§ What to produce
Extend the report below on a diabetes drug tested against Parkinson's disease, continuing from its final sentence.

### Text segment ###

A drug commonly used to treat type 2 Diabetes has successfully stopped Parkinson's in its tracks, leading scientists to believe that in the future they could actually treat the disease rather than just manage the symptoms.
Currently there is no cure for the degenerative neurological disease and standard therapies just manage the side effects of tremors and body stiffness, but do not prevent brain cells from dying.
The team from University College London are "excited" by the promise of this new finding, but also urge caution before the drug is tested more extensively.
Parkinson's disease, which affects 127,000 people in the UK, causes progressive damage to the brain over time and cells that produce dopamine hormone - a chemical that helps control body movement - are lost.
The drugs administered currently, work to boost dopamine levels and replace the hormone being lost, but is powerless to stop the brain continuing to die.
Tom Foltynie of National Hospital for Neurology and Neurosurgery in London, said: "That goes a good way to improving symptom control, but it does nothing for the underlying disease pathology."
In the trial 50% of the 62 volunteers, who are all diagnosed with Parkinson's, were given the diabetes drug exenatide as well as their usual medication, and the rest were given a placebo.

### Data under study ###

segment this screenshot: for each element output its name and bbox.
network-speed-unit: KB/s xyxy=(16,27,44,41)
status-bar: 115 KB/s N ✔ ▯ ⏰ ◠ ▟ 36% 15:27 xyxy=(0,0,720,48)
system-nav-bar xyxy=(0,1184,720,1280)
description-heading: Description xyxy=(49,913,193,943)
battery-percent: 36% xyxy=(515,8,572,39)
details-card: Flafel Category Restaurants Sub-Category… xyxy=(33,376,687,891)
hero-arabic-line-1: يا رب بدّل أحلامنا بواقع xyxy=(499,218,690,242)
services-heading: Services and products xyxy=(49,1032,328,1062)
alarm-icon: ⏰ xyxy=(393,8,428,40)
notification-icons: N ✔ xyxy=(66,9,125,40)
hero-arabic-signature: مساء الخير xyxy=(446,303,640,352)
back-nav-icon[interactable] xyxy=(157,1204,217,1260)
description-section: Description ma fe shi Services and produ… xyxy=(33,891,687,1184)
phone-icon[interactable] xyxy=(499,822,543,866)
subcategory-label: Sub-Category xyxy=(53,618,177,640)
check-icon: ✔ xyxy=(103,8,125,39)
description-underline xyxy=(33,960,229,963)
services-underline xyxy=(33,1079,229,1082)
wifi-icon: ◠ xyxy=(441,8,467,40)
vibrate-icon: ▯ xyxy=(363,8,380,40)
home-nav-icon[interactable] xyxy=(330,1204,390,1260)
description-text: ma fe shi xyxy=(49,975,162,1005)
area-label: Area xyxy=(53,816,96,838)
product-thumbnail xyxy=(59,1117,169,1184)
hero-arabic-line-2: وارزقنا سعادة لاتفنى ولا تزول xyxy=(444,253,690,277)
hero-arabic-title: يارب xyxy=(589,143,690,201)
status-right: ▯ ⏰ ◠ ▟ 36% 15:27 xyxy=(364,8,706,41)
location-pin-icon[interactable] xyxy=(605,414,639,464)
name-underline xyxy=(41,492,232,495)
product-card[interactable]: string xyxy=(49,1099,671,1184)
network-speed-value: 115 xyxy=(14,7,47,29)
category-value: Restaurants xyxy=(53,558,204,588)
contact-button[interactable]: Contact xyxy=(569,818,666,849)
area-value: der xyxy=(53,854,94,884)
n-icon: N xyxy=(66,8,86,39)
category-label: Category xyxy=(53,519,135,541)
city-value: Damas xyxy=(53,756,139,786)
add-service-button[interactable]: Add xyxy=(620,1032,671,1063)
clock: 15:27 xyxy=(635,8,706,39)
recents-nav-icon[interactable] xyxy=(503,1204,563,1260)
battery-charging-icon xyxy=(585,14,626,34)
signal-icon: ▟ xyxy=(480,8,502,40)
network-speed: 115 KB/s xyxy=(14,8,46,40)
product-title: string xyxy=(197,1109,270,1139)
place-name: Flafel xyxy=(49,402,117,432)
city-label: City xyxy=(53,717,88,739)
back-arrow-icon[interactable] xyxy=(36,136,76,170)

###

§ Result for this task
Over a period of 48 weeks, the control group continued to decline (as would be expected) but those taking exenatide remained stable and showed less degeneration in brain scans.
But it is worth noting that these effects were subtle – they didn't perform better on cognitive tests, and there wasn't a visible improvement in their day-to-day symptoms.
David Dexter, from Parkinson's UK charity, said: "You can say with a reasonable level of certainty that the drug is slowing the disease down, if only by a small amount."
This study also adds weight to the theory that diabetes and Parkinson's (or Alzheimer's) work in a similar way; just as neurons can become unresponsive to insulin, cells in the pancreas do in type 2 diabetes.
This is because both affect how cells produce energy, causing them to starve and become inflamed.
Dr Peter Whitton from UCL, told Parkinson's charity: "We hope our research will help people with Parkinson's relatively soon. A small scale clinical trial of exenatide is currently taking place at the Institute of Neurology, the results of which are due later this year."